**TASKS AND EXERCISES:**
1. Which things does the Illinois budget article tell readers to expect in its sentences that begin with "Expect"? List all of them.
2. How would you render this sentence from the Illinois budget article in Spanish: "The bill is now in the hands of Gov Rauner, who has said he will sign it."
3. Answer these questions from the Illinois budget article:
(a) By what vote did the House of Representatives pass the FY 2019 budget?
(b) Who has said he will sign the bill?
(c) Over how many years had there been the bitterness that the media are expected to mention?

By: Ted Dabrowski and John Klingner

Earlier this week, Wirepoints warned that the eerie silence in Springfield augured bad news for Illinoisans.

Sadly, we were right.

The House of Representatives has voted 97-18 to pass a FY 2019 budget. The same budget was approved in the Senate yesterday by a vote of 57-2. Given that most legislators were given only a few hours to review the details of the 1,245 page budget, you can bet none of them really knew what they actually voted for.

The bill is now in the hands of Gov Rauner, who has said he will sign it.

Expect a major celebration from both sides about the civility and the bipartisanship that came about this time around. Expect the media to commend all sides for reaching an agreement without the bitterness of the past three years. Expect to hear the word compromise over and over.

But what about the budget? Just because they say it’s balanced, is it? And just because they have a budget, is it good for Illinoisans? And just because there was no impasse, will Illinois be able to avoid a junk rating?

The answer is no, no and no.

**ENTRIES:**
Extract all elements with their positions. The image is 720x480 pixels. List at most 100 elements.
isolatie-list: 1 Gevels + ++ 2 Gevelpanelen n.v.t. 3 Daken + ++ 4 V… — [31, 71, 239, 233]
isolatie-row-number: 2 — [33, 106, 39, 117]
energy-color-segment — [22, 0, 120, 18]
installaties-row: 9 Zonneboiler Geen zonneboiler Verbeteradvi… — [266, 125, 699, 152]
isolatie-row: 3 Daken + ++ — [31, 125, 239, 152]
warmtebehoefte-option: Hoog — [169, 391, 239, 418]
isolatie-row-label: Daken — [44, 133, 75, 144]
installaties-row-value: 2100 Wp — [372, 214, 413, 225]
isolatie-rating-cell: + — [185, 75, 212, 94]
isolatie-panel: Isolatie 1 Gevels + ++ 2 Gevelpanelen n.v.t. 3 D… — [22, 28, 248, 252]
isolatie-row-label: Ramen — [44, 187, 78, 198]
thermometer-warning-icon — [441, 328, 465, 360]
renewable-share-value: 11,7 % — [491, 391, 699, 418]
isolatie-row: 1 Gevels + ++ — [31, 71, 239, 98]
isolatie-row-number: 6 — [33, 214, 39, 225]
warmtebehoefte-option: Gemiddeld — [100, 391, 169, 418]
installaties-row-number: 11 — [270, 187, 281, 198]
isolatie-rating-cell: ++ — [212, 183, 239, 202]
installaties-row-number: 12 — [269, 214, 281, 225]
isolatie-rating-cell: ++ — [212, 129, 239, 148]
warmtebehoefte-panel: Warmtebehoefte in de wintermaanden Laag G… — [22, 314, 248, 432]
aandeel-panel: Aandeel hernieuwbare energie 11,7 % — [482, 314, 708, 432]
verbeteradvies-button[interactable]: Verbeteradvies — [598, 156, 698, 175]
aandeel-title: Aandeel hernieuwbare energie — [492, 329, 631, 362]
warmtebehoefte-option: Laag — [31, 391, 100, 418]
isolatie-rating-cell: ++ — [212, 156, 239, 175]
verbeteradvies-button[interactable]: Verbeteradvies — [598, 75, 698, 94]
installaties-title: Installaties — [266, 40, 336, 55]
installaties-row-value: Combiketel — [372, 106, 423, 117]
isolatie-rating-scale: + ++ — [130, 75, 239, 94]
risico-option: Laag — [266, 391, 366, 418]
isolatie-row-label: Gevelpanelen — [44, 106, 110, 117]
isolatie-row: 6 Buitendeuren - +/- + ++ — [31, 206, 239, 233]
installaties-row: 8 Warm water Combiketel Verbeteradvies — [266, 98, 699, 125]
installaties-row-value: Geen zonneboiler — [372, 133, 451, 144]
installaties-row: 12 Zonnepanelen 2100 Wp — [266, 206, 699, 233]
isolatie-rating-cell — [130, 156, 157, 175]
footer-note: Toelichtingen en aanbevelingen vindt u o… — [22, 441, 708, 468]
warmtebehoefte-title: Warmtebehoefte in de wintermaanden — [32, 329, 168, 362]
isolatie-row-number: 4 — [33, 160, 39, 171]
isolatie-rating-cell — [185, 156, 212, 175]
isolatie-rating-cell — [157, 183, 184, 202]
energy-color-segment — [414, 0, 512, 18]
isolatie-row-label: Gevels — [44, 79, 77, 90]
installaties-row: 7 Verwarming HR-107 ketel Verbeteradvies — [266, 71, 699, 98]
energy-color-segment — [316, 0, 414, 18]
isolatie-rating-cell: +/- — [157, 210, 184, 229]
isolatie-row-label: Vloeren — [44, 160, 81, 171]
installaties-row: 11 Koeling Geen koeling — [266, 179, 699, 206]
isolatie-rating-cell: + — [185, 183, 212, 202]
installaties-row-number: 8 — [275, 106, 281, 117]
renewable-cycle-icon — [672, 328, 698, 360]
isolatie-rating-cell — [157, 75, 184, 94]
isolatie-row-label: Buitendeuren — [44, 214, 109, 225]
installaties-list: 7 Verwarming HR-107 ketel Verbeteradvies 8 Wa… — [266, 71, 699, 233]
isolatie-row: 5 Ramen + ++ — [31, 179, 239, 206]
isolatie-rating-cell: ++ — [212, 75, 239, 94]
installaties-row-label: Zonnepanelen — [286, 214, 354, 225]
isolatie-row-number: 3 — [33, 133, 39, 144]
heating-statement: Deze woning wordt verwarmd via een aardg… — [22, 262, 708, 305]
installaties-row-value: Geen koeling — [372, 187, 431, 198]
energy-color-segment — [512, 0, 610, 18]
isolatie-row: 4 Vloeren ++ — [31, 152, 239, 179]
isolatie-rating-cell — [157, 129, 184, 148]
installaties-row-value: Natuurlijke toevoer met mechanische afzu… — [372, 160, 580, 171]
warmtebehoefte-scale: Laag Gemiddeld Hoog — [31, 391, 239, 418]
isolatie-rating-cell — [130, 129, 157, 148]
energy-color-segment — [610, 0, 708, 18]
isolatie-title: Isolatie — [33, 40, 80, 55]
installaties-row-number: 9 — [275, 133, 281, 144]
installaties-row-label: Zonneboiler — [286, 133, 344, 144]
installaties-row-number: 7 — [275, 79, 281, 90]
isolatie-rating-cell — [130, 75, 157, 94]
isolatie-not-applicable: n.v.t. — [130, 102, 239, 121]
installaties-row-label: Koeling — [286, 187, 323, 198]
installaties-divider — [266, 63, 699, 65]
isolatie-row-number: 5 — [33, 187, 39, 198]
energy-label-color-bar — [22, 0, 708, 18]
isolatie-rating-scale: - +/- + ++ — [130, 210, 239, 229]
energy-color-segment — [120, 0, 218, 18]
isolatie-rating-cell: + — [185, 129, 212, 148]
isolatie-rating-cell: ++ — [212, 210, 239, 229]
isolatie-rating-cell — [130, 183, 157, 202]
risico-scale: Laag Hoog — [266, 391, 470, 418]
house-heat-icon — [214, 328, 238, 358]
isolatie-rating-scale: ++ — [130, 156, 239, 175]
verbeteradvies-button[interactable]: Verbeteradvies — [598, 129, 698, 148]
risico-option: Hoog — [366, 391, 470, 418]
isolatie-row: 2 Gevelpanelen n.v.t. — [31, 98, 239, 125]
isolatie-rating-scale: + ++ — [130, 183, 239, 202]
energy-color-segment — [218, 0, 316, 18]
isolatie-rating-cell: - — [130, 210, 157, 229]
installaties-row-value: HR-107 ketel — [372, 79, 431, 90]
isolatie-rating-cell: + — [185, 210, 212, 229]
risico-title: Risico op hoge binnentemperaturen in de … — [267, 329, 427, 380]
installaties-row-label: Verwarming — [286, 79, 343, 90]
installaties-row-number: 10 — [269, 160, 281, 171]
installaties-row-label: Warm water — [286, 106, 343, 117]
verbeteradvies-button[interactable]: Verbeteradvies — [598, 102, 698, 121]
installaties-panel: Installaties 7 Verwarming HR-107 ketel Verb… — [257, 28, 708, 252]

**EXERCISE ANSWERS:**
1.
- A major celebration from both sides about the civility and the bipartisanship that came about this time around
- The media commending all sides for reaching an agreement without the bitterness of the past three years
- Hearing the word compromise over and over

2. El proyecto de ley está ahora en manos del gobernador Rauner, quien ha dicho que lo firmará.

3.
(a) 97-18
(b) Gov Rauner
(c) Three years